- **DESCRIPTION OF THE TASK**:
Where a line of the material contains the string "color", copy that line.

═══

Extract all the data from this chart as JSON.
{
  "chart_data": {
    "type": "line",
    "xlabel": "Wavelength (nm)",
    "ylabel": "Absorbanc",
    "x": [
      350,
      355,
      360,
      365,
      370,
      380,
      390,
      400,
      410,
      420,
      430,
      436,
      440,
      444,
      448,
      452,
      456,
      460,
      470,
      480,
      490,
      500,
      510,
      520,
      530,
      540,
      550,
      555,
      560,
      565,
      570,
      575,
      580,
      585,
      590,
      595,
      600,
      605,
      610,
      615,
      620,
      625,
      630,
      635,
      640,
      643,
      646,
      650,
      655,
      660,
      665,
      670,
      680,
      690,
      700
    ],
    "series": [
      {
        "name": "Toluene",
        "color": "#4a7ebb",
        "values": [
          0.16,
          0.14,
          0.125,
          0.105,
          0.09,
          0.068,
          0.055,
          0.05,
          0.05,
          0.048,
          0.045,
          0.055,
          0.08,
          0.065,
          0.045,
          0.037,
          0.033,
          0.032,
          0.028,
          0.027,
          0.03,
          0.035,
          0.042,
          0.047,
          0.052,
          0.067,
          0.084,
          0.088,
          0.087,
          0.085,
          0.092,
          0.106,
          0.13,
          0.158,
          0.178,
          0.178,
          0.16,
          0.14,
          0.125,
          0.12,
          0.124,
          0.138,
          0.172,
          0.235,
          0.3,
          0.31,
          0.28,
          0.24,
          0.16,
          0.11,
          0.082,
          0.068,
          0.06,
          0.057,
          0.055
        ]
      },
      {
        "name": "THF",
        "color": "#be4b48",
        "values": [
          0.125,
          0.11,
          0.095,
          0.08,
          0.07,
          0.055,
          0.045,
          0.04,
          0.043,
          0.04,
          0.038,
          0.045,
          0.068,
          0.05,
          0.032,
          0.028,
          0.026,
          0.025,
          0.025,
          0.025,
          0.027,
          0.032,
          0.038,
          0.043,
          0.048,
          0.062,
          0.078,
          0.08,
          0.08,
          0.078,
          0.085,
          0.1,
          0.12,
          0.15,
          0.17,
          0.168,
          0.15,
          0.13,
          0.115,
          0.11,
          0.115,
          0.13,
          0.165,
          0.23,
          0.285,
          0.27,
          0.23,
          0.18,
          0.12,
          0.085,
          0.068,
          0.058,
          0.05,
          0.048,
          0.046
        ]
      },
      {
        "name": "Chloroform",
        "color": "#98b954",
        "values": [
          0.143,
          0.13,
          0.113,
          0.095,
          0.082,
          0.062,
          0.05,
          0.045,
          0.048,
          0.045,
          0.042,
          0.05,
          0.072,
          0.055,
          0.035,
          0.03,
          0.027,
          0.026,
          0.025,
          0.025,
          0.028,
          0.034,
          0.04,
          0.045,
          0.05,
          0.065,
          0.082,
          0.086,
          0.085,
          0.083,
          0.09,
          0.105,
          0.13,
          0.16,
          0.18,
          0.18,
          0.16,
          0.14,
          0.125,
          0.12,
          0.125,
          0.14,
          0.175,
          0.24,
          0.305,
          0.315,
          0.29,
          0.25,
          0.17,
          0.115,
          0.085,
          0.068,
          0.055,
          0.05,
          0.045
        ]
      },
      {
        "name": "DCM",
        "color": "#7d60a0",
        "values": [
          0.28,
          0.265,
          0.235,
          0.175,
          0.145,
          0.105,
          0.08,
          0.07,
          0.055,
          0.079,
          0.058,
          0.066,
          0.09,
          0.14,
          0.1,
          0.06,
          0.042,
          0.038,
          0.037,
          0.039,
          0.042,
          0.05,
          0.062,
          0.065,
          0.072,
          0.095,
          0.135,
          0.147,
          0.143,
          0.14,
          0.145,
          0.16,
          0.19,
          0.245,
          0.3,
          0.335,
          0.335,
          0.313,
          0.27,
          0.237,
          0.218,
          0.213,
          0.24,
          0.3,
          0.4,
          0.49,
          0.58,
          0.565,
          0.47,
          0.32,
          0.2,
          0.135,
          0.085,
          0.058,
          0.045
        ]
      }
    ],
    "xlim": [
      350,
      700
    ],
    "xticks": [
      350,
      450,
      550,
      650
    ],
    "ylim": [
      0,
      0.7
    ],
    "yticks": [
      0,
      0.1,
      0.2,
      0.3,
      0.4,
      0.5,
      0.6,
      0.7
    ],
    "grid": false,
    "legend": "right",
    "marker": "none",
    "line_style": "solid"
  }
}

═══

- **EXERCISE OUTPUT**:
        "color": "#4a7ebb",
        "color": "#be4b48",
        "color": "#98b954",
        "color": "#7d60a0",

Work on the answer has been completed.